Goal
Reproduce the data below in full and exclude every picture.

Supplied material
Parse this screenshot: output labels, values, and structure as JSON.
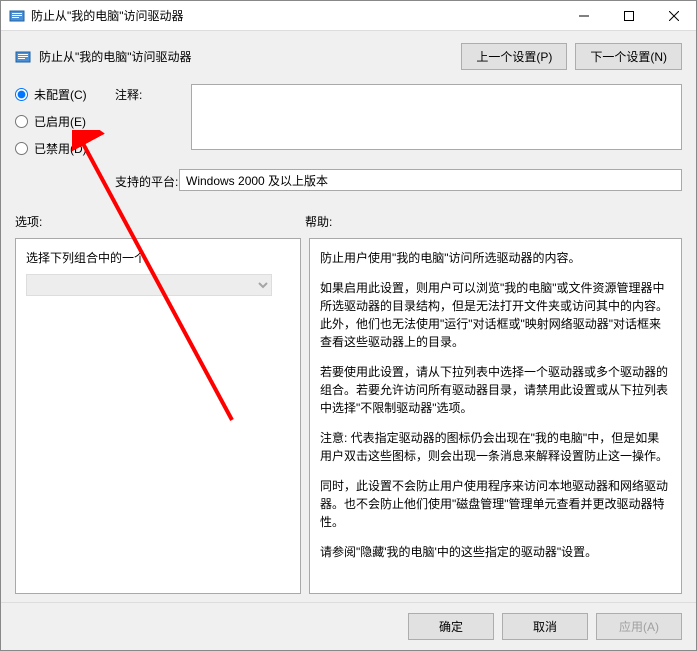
{
  "window": {
    "title": "防止从\"我的电脑\"访问驱动器"
  },
  "header": {
    "title": "防止从\"我的电脑\"访问驱动器",
    "prev_button": "上一个设置(P)",
    "next_button": "下一个设置(N)"
  },
  "config": {
    "not_configured": "未配置(C)",
    "enabled": "已启用(E)",
    "disabled": "已禁用(D)",
    "comment_label": "注释:",
    "comment_value": "",
    "platform_label": "支持的平台:",
    "platform_value": "Windows 2000 及以上版本"
  },
  "sections": {
    "options_label": "选项:",
    "help_label": "帮助:"
  },
  "options": {
    "dropdown_label": "选择下列组合中的一个",
    "dropdown_value": ""
  },
  "help": {
    "p1": "防止用户使用\"我的电脑\"访问所选驱动器的内容。",
    "p2": "如果启用此设置，则用户可以浏览\"我的电脑\"或文件资源管理器中所选驱动器的目录结构，但是无法打开文件夹或访问其中的内容。此外，他们也无法使用\"运行\"对话框或\"映射网络驱动器\"对话框来查看这些驱动器上的目录。",
    "p3": "若要使用此设置，请从下拉列表中选择一个驱动器或多个驱动器的组合。若要允许访问所有驱动器目录，请禁用此设置或从下拉列表中选择\"不限制驱动器\"选项。",
    "p4": "注意: 代表指定驱动器的图标仍会出现在\"我的电脑\"中，但是如果用户双击这些图标，则会出现一条消息来解释设置防止这一操作。",
    "p5": "同时，此设置不会防止用户使用程序来访问本地驱动器和网络驱动器。也不会防止他们使用\"磁盘管理\"管理单元查看并更改驱动器特性。",
    "p6": "请参阅\"隐藏'我的电脑'中的这些指定的驱动器\"设置。"
  },
  "footer": {
    "ok": "确定",
    "cancel": "取消",
    "apply": "应用(A)"
  }
}
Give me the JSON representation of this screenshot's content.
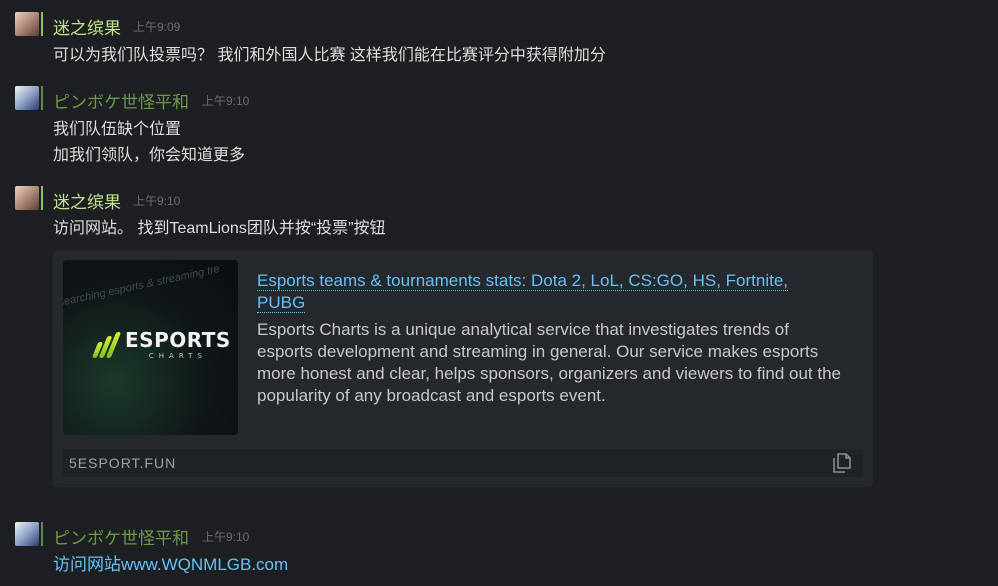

Output of the exercise
Parse this screenshot: output labels, values, and structure as JSON.
{
  "window": {
    "title": "防止从\"我的电脑\"访问驱动器"
  },
  "header": {
    "title": "防止从\"我的电脑\"访问驱动器",
    "prev_button": "上一个设置(P)",
    "next_button": "下一个设置(N)"
  },
  "config": {
    "not_configured": "未配置(C)",
    "enabled": "已启用(E)",
    "disabled": "已禁用(D)",
    "comment_label": "注释:",
    "comment_value": "",
    "platform_label": "支持的平台:",
    "platform_value": "Windows 2000 及以上版本"
  },
  "sections": {
    "options_label": "选项:",
    "help_label": "帮助:"
  },
  "options": {
    "dropdown_label": "选择下列组合中的一个",
    "dropdown_value": ""
  },
  "help": {
    "p1": "防止用户使用\"我的电脑\"访问所选驱动器的内容。",
    "p2": "如果启用此设置，则用户可以浏览\"我的电脑\"或文件资源管理器中所选驱动器的目录结构，但是无法打开文件夹或访问其中的内容。此外，他们也无法使用\"运行\"对话框或\"映射网络驱动器\"对话框来查看这些驱动器上的目录。",
    "p3": "若要使用此设置，请从下拉列表中选择一个驱动器或多个驱动器的组合。若要允许访问所有驱动器目录，请禁用此设置或从下拉列表中选择\"不限制驱动器\"选项。",
    "p4": "注意: 代表指定驱动器的图标仍会出现在\"我的电脑\"中，但是如果用户双击这些图标，则会出现一条消息来解释设置防止这一操作。",
    "p5": "同时，此设置不会防止用户使用程序来访问本地驱动器和网络驱动器。也不会防止他们使用\"磁盘管理\"管理单元查看并更改驱动器特性。",
    "p6": "请参阅\"隐藏'我的电脑'中的这些指定的驱动器\"设置。"
  },
  "footer": {
    "ok": "确定",
    "cancel": "取消",
    "apply": "应用(A)"
  }
}
Give me the JSON representation of this screenshot's content.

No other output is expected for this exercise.